-- EXTRACTED RECORDS --
┄┄┄┄┄┄┄┄┄┄┄┄┄┄┄┄┄┄┄┄
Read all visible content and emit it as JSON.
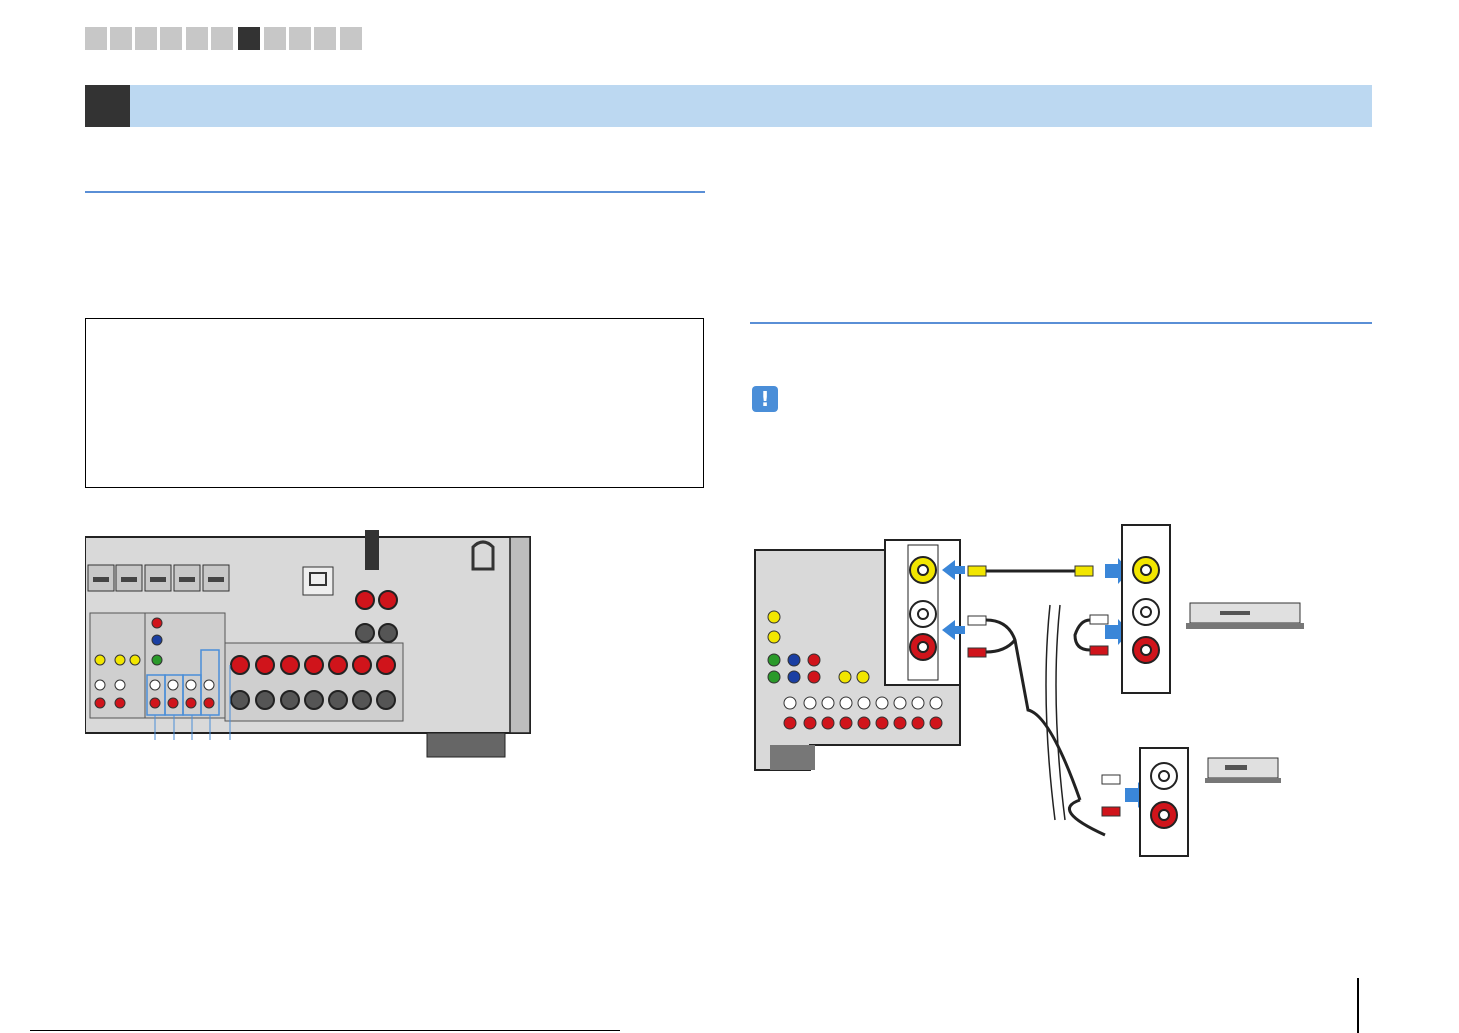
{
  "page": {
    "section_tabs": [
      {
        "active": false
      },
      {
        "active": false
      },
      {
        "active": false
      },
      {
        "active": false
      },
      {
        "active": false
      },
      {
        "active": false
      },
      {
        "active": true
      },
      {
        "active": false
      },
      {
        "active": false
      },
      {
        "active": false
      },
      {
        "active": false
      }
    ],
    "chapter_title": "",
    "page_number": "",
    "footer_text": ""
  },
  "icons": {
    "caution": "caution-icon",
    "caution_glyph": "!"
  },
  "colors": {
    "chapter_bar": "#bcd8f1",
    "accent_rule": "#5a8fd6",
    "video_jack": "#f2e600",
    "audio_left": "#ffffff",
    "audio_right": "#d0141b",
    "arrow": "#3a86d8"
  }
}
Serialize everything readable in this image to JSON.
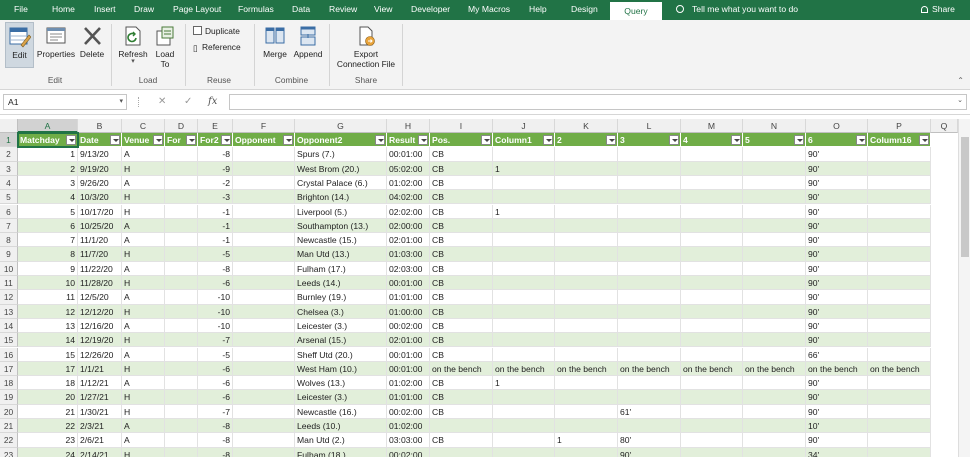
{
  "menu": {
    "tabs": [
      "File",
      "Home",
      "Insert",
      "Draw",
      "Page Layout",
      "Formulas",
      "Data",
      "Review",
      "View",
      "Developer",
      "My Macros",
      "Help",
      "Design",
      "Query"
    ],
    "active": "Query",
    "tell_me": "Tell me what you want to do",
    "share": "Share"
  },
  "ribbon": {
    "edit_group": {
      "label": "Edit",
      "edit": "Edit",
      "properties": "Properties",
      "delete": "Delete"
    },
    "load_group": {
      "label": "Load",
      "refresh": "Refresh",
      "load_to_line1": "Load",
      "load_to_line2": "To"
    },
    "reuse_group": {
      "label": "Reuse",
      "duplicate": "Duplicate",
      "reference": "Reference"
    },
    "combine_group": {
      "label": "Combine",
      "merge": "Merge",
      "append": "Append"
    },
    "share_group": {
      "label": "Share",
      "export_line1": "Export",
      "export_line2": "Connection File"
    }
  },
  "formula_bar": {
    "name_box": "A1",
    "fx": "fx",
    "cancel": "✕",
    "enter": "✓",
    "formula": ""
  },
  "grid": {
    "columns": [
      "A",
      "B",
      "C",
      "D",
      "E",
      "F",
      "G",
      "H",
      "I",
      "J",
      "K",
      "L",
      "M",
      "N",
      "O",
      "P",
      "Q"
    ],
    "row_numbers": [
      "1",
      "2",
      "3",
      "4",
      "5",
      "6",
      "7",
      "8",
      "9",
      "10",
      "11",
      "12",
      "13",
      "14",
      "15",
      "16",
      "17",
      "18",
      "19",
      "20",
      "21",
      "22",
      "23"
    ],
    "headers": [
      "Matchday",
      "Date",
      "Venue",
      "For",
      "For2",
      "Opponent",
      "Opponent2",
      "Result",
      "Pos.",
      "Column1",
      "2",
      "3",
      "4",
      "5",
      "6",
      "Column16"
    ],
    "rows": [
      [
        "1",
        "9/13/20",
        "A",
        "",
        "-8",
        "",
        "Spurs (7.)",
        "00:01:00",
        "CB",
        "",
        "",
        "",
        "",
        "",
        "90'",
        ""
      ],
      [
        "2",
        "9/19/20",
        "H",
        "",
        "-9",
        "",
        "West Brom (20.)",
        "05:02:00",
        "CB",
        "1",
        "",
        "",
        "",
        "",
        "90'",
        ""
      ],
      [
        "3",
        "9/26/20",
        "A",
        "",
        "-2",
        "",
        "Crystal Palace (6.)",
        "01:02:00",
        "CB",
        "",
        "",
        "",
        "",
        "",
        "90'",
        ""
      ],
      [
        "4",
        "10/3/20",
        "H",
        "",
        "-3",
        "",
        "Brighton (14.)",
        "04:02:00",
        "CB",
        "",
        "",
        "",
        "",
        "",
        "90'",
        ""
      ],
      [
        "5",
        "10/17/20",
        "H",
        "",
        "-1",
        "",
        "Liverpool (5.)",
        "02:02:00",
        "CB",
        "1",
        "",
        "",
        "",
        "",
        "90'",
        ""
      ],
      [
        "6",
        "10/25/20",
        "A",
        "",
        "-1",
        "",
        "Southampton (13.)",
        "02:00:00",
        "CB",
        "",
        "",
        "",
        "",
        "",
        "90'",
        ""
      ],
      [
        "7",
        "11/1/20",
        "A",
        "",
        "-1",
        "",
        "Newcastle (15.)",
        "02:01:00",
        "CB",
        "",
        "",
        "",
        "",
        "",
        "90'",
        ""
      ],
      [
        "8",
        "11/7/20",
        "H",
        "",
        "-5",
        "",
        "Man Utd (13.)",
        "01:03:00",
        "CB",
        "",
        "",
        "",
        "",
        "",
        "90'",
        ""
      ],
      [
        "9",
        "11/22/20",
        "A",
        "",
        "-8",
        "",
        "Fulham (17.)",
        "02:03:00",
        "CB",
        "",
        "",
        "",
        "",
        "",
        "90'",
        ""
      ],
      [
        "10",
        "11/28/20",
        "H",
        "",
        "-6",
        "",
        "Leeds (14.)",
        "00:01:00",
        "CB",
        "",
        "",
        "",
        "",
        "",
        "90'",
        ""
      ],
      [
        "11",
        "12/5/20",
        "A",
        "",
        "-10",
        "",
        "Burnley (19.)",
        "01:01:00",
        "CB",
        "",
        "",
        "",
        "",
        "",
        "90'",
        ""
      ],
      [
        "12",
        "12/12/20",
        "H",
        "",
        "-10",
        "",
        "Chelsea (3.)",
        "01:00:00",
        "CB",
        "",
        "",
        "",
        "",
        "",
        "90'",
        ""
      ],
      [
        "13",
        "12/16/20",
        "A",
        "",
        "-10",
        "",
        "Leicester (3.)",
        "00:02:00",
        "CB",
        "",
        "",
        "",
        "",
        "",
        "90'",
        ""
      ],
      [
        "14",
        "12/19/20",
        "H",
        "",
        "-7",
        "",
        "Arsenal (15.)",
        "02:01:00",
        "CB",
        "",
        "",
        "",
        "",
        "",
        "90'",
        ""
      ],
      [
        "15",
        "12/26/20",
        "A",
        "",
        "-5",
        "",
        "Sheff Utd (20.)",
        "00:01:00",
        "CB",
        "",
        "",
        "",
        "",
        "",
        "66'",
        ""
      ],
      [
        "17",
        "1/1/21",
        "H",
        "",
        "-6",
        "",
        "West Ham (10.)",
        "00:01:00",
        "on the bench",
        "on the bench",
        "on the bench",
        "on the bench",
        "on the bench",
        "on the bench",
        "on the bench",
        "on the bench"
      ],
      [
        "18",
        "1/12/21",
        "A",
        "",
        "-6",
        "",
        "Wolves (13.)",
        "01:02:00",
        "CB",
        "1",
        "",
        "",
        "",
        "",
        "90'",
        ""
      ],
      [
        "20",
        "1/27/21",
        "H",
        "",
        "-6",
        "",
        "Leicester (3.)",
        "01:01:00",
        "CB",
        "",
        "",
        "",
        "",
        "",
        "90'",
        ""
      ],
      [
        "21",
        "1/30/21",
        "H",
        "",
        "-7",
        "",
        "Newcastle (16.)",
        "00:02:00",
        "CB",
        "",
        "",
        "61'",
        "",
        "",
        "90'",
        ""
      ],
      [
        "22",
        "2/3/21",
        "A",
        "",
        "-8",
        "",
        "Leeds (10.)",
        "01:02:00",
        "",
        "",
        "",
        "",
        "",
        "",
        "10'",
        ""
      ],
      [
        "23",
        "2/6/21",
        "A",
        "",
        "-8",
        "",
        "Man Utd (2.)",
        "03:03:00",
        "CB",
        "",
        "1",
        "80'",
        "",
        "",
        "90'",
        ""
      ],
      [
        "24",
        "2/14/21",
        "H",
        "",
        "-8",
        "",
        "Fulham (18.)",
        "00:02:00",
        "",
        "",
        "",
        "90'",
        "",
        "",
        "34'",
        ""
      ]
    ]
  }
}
┄┄┄┄┄┄┄┄┄┄┄┄┄┄┄┄┄┄┄┄
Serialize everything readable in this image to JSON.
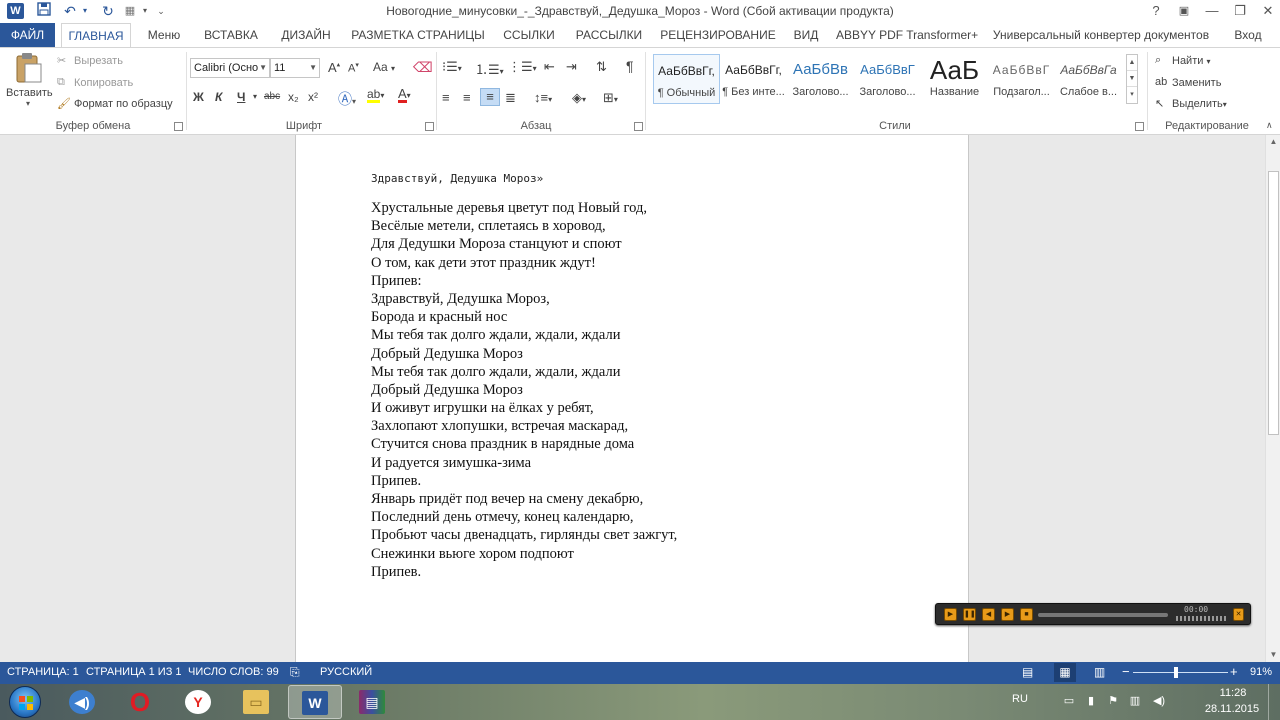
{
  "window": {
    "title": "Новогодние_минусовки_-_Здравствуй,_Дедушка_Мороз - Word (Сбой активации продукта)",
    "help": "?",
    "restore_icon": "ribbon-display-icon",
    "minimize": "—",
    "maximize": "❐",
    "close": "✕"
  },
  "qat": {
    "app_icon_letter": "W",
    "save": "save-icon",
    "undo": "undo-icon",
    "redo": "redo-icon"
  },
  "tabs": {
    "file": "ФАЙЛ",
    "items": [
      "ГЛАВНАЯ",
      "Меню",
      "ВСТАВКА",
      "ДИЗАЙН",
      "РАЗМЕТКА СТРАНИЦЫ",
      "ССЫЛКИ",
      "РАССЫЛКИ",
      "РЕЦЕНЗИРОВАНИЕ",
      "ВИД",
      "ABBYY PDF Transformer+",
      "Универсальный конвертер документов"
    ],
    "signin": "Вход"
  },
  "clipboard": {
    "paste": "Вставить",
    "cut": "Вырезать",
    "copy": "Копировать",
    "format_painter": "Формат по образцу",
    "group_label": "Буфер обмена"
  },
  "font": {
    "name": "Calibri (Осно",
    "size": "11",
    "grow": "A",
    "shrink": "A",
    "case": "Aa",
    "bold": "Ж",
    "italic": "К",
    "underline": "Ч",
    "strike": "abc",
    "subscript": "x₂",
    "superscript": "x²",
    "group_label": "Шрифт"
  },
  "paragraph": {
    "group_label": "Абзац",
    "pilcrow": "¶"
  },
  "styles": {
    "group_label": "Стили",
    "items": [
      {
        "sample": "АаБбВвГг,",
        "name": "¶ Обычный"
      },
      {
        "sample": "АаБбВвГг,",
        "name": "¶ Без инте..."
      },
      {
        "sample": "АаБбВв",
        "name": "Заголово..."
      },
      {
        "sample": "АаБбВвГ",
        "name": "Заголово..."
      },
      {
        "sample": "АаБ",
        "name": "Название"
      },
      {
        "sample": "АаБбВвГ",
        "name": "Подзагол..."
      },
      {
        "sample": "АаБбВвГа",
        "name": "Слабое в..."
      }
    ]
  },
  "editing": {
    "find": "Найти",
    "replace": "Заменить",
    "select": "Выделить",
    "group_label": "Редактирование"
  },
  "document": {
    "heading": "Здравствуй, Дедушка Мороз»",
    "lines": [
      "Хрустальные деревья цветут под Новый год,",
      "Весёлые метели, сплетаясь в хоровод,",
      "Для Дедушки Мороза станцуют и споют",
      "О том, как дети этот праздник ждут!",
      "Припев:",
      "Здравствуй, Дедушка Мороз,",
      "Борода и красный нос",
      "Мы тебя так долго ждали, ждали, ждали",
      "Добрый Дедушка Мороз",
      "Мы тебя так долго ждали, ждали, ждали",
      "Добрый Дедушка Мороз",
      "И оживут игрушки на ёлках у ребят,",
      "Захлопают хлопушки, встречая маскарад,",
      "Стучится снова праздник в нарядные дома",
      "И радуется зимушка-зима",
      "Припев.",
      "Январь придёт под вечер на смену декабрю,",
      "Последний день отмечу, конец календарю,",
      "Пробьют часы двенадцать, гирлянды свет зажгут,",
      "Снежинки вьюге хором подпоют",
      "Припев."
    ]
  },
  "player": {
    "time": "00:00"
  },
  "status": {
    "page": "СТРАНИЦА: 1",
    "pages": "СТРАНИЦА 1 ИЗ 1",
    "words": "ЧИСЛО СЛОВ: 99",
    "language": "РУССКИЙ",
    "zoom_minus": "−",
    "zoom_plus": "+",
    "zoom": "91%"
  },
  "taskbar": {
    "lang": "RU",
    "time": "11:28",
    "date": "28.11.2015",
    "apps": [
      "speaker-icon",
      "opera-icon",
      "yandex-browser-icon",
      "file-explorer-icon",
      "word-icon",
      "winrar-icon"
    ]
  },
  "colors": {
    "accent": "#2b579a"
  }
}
┄┄┄┄┄┄┄┄┄┄┄┄┄┄┄┄┄┄┄┄
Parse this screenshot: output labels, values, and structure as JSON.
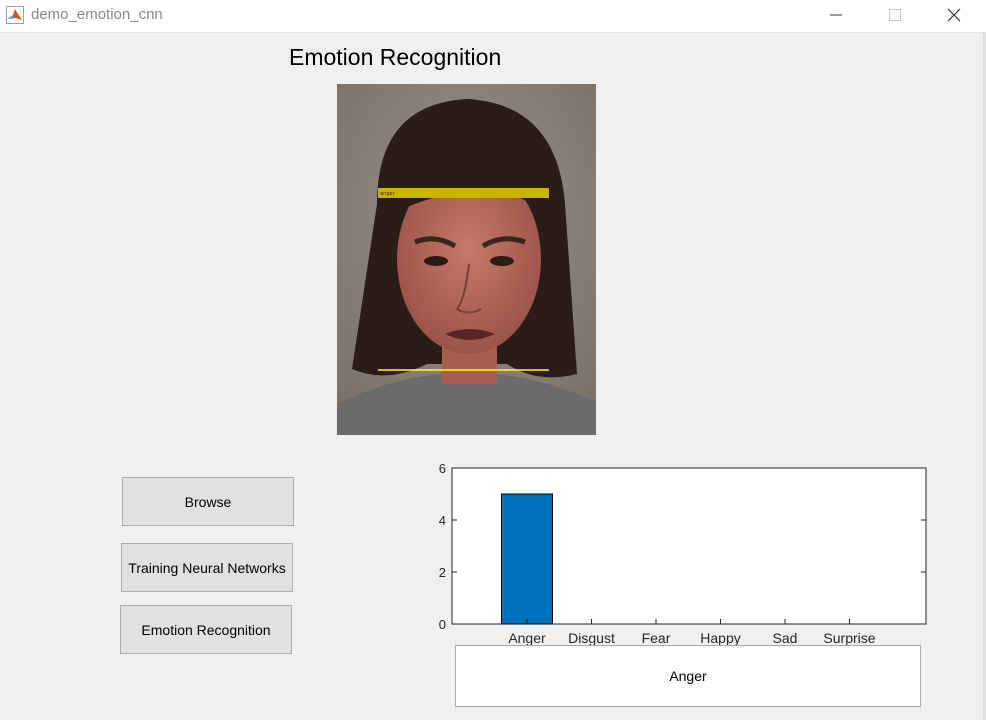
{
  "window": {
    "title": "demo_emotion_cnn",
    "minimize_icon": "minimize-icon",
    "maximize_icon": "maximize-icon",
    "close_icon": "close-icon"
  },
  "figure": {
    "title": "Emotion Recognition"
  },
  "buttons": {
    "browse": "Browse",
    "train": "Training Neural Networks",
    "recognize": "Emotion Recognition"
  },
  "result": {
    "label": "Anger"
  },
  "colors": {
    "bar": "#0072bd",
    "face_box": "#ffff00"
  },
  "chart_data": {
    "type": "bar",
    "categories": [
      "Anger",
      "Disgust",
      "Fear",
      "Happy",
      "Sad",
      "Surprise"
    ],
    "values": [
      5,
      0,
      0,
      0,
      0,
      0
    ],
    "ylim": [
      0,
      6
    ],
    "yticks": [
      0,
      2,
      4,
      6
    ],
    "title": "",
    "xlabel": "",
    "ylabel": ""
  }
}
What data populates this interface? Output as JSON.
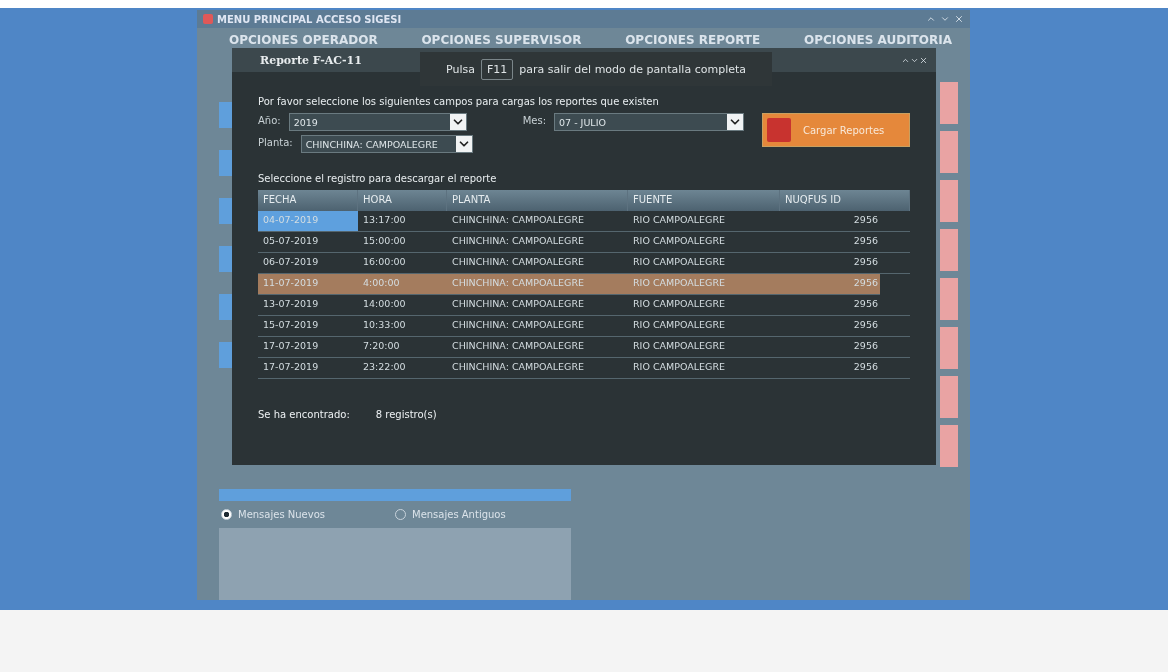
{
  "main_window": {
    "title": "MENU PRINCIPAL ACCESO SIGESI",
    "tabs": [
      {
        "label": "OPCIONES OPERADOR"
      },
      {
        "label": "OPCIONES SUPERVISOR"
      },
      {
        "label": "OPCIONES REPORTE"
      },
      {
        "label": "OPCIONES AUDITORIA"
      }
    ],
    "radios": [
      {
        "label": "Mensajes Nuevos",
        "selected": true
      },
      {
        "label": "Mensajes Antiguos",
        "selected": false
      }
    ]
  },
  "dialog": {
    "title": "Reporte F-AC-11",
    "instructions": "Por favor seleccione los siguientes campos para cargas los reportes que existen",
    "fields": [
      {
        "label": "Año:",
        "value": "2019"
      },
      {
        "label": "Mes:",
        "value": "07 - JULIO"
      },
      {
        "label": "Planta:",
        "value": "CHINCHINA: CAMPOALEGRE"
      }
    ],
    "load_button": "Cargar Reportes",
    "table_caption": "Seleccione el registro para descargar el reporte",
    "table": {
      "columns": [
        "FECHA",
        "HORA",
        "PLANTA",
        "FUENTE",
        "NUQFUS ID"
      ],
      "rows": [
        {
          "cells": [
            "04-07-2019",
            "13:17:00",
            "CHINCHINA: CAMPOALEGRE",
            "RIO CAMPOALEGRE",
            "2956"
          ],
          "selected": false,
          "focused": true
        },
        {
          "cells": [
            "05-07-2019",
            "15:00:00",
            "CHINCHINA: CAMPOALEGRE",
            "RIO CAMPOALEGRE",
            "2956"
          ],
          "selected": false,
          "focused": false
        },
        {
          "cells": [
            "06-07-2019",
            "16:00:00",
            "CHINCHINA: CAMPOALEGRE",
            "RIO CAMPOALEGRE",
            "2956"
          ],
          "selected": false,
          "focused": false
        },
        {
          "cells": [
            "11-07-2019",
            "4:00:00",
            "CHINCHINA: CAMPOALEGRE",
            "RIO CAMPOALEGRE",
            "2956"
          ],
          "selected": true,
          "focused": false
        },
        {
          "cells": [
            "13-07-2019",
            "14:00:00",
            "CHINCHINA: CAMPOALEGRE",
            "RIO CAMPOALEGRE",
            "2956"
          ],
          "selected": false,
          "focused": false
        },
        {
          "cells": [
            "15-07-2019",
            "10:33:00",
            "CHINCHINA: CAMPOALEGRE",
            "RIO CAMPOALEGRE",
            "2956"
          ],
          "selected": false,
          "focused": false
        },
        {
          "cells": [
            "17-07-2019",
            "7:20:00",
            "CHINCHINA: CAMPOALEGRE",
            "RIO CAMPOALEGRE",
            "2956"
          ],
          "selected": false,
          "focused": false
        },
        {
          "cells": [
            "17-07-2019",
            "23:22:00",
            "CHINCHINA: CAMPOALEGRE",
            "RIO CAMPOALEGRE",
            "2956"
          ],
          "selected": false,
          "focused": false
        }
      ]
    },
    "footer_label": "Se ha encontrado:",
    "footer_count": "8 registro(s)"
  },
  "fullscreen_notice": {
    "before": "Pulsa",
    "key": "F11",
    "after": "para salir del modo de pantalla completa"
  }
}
┄┄┄┄┄┄┄┄┄┄┄┄┄┄┄┄┄┄┄┄
-- AIM --
Determine how many lines of the records above contain the word "JSON", and report only that number.

-- FINAL ANSWER --
5